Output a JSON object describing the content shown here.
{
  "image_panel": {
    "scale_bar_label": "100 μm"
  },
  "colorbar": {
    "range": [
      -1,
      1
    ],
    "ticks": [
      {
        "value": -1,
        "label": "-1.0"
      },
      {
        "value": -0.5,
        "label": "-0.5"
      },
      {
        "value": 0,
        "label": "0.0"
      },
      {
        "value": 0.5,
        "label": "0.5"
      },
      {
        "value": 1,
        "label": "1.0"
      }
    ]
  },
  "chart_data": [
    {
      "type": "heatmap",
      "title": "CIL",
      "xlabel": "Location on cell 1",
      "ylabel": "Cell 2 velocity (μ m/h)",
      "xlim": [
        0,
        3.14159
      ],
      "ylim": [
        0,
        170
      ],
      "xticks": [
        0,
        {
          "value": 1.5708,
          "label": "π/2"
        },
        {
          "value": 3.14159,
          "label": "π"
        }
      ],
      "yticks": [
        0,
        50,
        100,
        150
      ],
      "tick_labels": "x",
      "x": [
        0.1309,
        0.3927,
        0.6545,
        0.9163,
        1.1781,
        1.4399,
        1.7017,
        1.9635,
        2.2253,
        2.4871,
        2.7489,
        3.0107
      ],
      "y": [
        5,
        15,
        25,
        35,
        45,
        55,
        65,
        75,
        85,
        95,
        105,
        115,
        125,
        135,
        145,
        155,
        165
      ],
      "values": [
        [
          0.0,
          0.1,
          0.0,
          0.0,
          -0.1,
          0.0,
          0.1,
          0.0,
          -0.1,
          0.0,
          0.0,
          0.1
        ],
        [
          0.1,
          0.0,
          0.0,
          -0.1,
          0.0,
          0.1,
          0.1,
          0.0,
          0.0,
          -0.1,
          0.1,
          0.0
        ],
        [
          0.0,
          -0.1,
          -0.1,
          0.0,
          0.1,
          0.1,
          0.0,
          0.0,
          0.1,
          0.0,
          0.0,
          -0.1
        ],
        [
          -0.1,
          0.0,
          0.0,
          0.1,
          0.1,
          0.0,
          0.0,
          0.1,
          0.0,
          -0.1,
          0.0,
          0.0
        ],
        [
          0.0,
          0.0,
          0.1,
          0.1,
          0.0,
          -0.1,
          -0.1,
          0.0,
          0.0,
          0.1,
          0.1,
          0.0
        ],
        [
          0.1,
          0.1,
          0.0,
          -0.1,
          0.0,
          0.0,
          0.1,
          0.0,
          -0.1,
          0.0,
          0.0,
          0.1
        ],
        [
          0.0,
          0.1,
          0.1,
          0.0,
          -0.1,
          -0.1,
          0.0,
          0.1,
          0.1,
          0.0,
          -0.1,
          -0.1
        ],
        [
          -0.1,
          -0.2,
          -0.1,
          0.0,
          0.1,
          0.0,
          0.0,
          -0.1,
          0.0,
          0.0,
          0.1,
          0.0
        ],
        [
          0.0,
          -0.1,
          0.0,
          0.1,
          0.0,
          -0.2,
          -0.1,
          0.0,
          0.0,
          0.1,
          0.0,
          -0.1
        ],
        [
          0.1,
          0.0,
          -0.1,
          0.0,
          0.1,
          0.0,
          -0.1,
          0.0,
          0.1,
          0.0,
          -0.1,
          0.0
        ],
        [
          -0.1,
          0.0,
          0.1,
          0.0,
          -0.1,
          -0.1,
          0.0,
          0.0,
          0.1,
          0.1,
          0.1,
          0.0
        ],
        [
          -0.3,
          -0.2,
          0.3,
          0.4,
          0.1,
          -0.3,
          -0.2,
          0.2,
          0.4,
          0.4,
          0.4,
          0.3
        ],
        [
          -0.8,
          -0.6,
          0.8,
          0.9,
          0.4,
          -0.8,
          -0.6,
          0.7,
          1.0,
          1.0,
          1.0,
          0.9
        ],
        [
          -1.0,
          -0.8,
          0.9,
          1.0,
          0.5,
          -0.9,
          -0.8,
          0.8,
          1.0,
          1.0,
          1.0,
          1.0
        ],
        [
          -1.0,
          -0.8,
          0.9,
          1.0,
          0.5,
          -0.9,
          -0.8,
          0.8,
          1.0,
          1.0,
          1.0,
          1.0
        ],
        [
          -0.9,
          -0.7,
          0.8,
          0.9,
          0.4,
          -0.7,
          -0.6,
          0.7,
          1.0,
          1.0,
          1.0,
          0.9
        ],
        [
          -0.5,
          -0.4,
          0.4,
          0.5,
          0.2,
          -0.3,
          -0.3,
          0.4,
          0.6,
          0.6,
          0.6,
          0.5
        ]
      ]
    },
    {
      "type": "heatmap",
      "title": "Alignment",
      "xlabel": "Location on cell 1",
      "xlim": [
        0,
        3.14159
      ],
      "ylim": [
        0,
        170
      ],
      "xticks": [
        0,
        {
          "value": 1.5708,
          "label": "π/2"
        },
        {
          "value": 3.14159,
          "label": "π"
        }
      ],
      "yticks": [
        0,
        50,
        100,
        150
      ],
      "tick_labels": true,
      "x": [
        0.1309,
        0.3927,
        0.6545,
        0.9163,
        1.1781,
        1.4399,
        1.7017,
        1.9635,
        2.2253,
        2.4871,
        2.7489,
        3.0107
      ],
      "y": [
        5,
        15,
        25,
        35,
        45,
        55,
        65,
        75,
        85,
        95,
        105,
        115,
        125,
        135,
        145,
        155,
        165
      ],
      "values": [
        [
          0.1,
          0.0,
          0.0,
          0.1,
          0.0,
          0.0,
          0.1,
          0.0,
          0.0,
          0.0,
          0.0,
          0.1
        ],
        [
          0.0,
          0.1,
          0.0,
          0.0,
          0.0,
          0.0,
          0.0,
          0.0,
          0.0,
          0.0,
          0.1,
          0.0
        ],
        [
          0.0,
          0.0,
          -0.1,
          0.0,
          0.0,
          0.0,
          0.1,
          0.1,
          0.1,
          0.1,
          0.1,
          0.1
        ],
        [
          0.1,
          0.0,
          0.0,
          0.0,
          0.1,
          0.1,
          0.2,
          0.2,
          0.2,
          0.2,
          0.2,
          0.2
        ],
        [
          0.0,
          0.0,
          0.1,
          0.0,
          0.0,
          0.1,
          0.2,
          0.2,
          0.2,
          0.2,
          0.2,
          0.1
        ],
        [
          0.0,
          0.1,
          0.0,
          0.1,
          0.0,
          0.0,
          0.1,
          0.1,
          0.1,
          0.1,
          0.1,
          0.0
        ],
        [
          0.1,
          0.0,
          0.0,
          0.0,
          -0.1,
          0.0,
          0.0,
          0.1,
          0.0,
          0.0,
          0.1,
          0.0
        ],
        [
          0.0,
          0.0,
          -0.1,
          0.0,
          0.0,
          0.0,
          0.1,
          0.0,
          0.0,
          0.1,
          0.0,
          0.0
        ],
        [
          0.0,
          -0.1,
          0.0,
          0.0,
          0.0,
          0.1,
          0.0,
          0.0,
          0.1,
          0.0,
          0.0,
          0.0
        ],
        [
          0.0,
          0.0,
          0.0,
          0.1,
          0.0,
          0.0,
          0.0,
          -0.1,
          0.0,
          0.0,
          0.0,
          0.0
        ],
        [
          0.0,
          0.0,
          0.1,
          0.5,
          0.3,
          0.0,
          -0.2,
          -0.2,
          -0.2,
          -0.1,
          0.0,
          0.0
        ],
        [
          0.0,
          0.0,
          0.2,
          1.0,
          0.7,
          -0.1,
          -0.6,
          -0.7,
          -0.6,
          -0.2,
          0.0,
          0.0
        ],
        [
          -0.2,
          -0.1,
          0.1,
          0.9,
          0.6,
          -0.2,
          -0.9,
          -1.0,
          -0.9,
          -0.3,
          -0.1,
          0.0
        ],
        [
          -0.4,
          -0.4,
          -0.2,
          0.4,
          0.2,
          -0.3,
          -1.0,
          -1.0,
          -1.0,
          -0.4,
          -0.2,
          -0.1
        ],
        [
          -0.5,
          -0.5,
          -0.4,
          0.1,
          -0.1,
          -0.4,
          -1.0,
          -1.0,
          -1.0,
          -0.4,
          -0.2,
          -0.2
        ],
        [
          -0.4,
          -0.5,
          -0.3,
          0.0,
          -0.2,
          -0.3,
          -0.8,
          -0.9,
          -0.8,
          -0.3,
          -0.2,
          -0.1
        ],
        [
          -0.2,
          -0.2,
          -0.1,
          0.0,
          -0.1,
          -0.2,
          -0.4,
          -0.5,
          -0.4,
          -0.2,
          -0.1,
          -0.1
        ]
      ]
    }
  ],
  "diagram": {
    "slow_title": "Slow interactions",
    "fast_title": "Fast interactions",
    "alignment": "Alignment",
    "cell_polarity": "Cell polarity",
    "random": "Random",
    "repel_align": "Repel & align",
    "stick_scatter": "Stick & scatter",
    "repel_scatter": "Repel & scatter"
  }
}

STATED EXERCISE:
Among the records above, find each line holding the string "Alignment" and pull it out.

WORKED ANSWER:
      "title": "Alignment",
    "alignment": "Alignment",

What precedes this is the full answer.